PROBLEM STATEMENT: Each record below is to be copied word for word, with pictures removed.

INPUT MATERIAL:
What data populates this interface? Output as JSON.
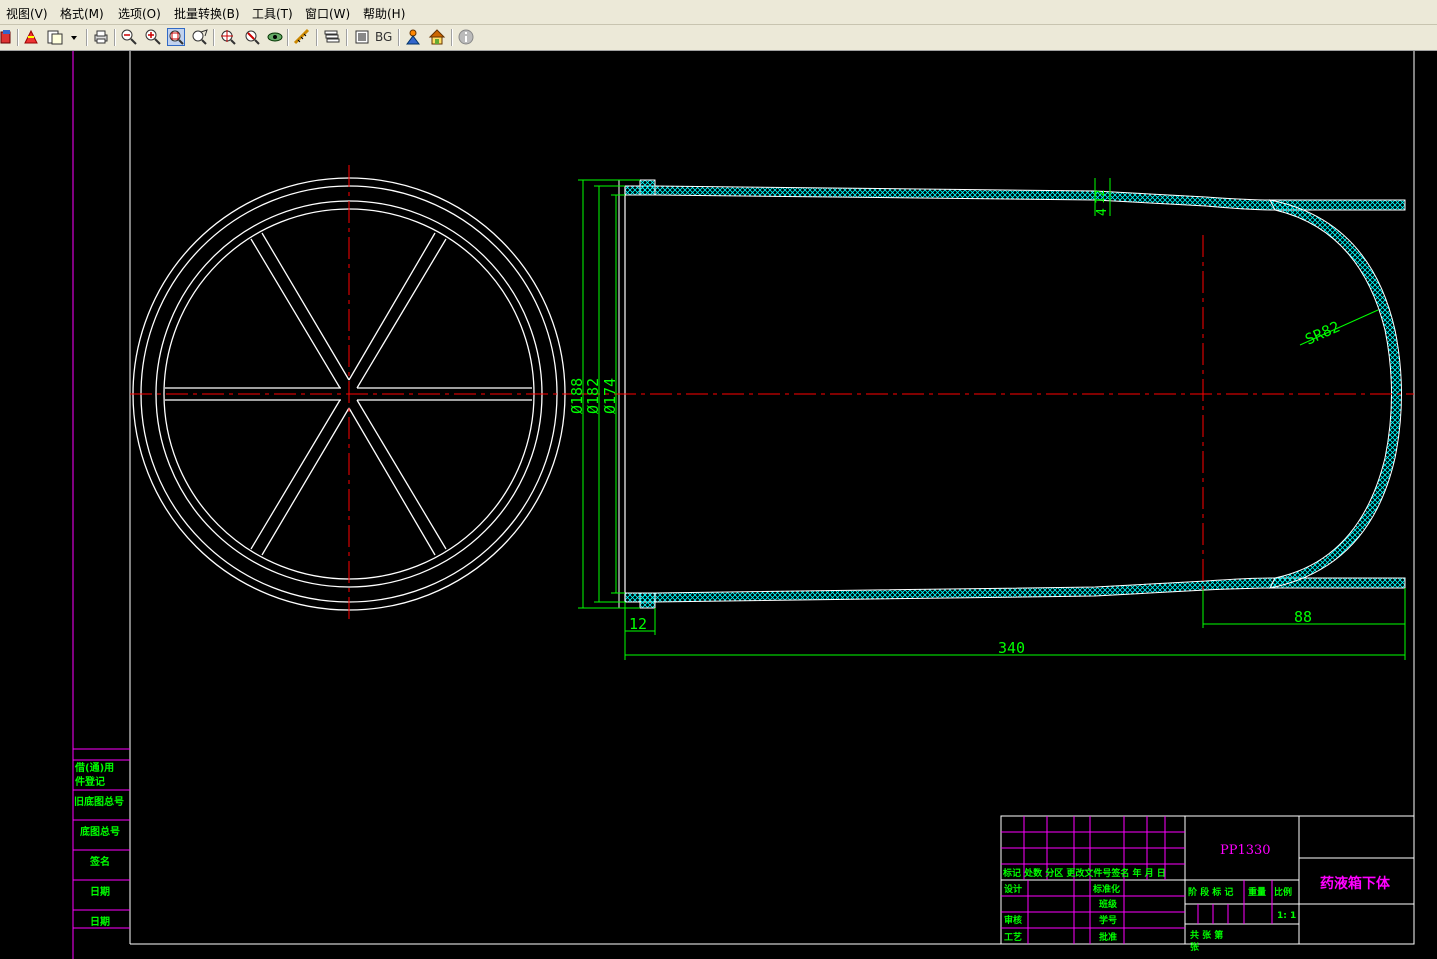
{
  "menu": {
    "view": "视图(V)",
    "format": "格式(M)",
    "options": "选项(O)",
    "batch": "批量转换(B)",
    "tools": "工具(T)",
    "window": "窗口(W)",
    "help": "帮助(H)"
  },
  "toolbar": {
    "bg_label": "BG",
    "icons": [
      "open-icon",
      "pdf-icon",
      "copy-icon",
      "dropdown-arrow-icon",
      "print-icon",
      "zoom-out-icon",
      "zoom-in-icon",
      "zoom-window-icon",
      "pan-icon",
      "zoom-extents-icon",
      "zoom-previous-icon",
      "layer-eye-icon",
      "measure-icon",
      "layers-icon",
      "frame-icon",
      "bg-button",
      "users-icon",
      "home-icon",
      "info-icon"
    ]
  },
  "drawing": {
    "dim_188": "Ø188",
    "dim_182": "Ø182",
    "dim_174": "Ø174",
    "dim_4": "4",
    "dim_12": "12",
    "dim_12b": "12",
    "dim_88": "88",
    "dim_340": "340",
    "dim_sr82": "SR82"
  },
  "side_table": {
    "row1": "借(通)用",
    "row2": "件登记",
    "row3": "旧底图总号",
    "row4": "底图总号",
    "row5": "签名",
    "row6": "日期",
    "row7": "日期"
  },
  "title_block": {
    "part_number": "PP1330",
    "part_name": "药液箱下体",
    "header_row": "标记 处数 分区 更改文件号签名 年 月 日",
    "design": "设计",
    "standardization": "标准化",
    "checked": "审核",
    "process": "工艺",
    "approved": "批准",
    "column_b": "班级",
    "student_no": "学号",
    "stage_label": "阶 段 标 记",
    "weight_label": "重量",
    "scale_label": "比例",
    "scale_value": "1: 1",
    "sheets_label": "共      张   第",
    "sheet_label2": "张"
  },
  "colors": {
    "background": "#000000",
    "geometry": "#ffffff",
    "centerline": "#ff0000",
    "dimension": "#00ff00",
    "hatch": "#00ffff",
    "frame": "#ff00ff",
    "title_text": "#ff00ff"
  }
}
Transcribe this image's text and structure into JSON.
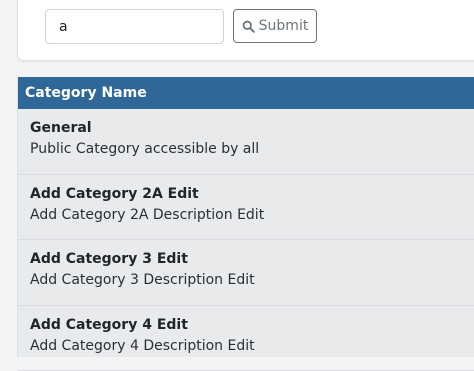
{
  "search": {
    "value": "a",
    "submit_label": "Submit"
  },
  "table": {
    "header": "Category Name",
    "rows": [
      {
        "name": "General",
        "description": "Public Category accessible by all"
      },
      {
        "name": "Add Category 2A Edit",
        "description": "Add Category 2A Description Edit"
      },
      {
        "name": "Add Category 3 Edit",
        "description": "Add Category 3 Description Edit"
      },
      {
        "name": "Add Category 4 Edit",
        "description": "Add Category 4 Description Edit"
      }
    ]
  },
  "icons": {
    "submit": "search-icon"
  },
  "colors": {
    "header_bg": "#2f6898",
    "row_bg": "#e9eaec",
    "button_border": "#6c757d"
  }
}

FINISHED ANSWER:
What data populates this interface? Output as JSON.
{
  "menu": {
    "view": "视图(V)",
    "format": "格式(M)",
    "options": "选项(O)",
    "batch": "批量转换(B)",
    "tools": "工具(T)",
    "window": "窗口(W)",
    "help": "帮助(H)"
  },
  "toolbar": {
    "bg_label": "BG",
    "icons": [
      "open-icon",
      "pdf-icon",
      "copy-icon",
      "dropdown-arrow-icon",
      "print-icon",
      "zoom-out-icon",
      "zoom-in-icon",
      "zoom-window-icon",
      "pan-icon",
      "zoom-extents-icon",
      "zoom-previous-icon",
      "layer-eye-icon",
      "measure-icon",
      "layers-icon",
      "frame-icon",
      "bg-button",
      "users-icon",
      "home-icon",
      "info-icon"
    ]
  },
  "drawing": {
    "dim_188": "Ø188",
    "dim_182": "Ø182",
    "dim_174": "Ø174",
    "dim_4": "4",
    "dim_12": "12",
    "dim_12b": "12",
    "dim_88": "88",
    "dim_340": "340",
    "dim_sr82": "SR82"
  },
  "side_table": {
    "row1": "借(通)用",
    "row2": "件登记",
    "row3": "旧底图总号",
    "row4": "底图总号",
    "row5": "签名",
    "row6": "日期",
    "row7": "日期"
  },
  "title_block": {
    "part_number": "PP1330",
    "part_name": "药液箱下体",
    "header_row": "标记 处数 分区 更改文件号签名 年 月 日",
    "design": "设计",
    "standardization": "标准化",
    "checked": "审核",
    "process": "工艺",
    "approved": "批准",
    "column_b": "班级",
    "student_no": "学号",
    "stage_label": "阶 段 标 记",
    "weight_label": "重量",
    "scale_label": "比例",
    "scale_value": "1: 1",
    "sheets_label": "共      张   第",
    "sheet_label2": "张"
  },
  "colors": {
    "background": "#000000",
    "geometry": "#ffffff",
    "centerline": "#ff0000",
    "dimension": "#00ff00",
    "hatch": "#00ffff",
    "frame": "#ff00ff",
    "title_text": "#ff00ff"
  }
}
Transcribe this image's text and structure into JSON.
{
  "search": {
    "value": "a",
    "submit_label": "Submit"
  },
  "table": {
    "header": "Category Name",
    "rows": [
      {
        "name": "General",
        "description": "Public Category accessible by all"
      },
      {
        "name": "Add Category 2A Edit",
        "description": "Add Category 2A Description Edit"
      },
      {
        "name": "Add Category 3 Edit",
        "description": "Add Category 3 Description Edit"
      },
      {
        "name": "Add Category 4 Edit",
        "description": "Add Category 4 Description Edit"
      }
    ]
  },
  "icons": {
    "submit": "search-icon"
  },
  "colors": {
    "header_bg": "#2f6898",
    "row_bg": "#e9eaec",
    "button_border": "#6c757d"
  }
}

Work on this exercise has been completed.